BRIEF - What is the number of lines in the data holding the word "территориальной"? Give that number by itself.

§

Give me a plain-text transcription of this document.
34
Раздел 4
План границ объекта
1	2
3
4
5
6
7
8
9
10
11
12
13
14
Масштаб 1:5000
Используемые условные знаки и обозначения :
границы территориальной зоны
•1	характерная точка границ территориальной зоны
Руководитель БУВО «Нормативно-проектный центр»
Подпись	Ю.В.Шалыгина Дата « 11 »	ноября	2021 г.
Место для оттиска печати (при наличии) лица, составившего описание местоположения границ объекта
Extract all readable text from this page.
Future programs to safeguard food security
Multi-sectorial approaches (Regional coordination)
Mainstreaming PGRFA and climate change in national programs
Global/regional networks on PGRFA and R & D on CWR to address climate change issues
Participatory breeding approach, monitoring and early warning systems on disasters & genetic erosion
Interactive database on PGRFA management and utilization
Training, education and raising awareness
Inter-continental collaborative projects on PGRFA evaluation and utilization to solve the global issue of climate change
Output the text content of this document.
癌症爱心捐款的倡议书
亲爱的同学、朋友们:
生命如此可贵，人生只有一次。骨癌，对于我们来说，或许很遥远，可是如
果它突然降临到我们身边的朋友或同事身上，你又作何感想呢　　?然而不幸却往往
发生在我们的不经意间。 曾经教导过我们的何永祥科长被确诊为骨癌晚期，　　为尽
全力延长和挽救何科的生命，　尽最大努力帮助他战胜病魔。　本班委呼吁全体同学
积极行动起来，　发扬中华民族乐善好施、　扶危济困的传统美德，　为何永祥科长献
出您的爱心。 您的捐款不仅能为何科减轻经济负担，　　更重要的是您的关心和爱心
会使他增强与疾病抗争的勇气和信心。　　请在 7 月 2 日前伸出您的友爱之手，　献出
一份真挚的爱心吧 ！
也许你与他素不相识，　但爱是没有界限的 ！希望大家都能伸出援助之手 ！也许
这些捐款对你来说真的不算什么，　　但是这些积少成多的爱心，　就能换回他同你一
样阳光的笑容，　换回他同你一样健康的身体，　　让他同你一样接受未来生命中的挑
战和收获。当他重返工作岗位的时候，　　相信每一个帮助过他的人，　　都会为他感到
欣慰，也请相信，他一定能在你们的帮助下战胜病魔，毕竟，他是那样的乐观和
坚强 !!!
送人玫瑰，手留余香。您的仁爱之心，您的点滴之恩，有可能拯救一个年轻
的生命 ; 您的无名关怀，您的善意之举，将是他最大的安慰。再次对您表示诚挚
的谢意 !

§

COMPLETE RESPONSE - 2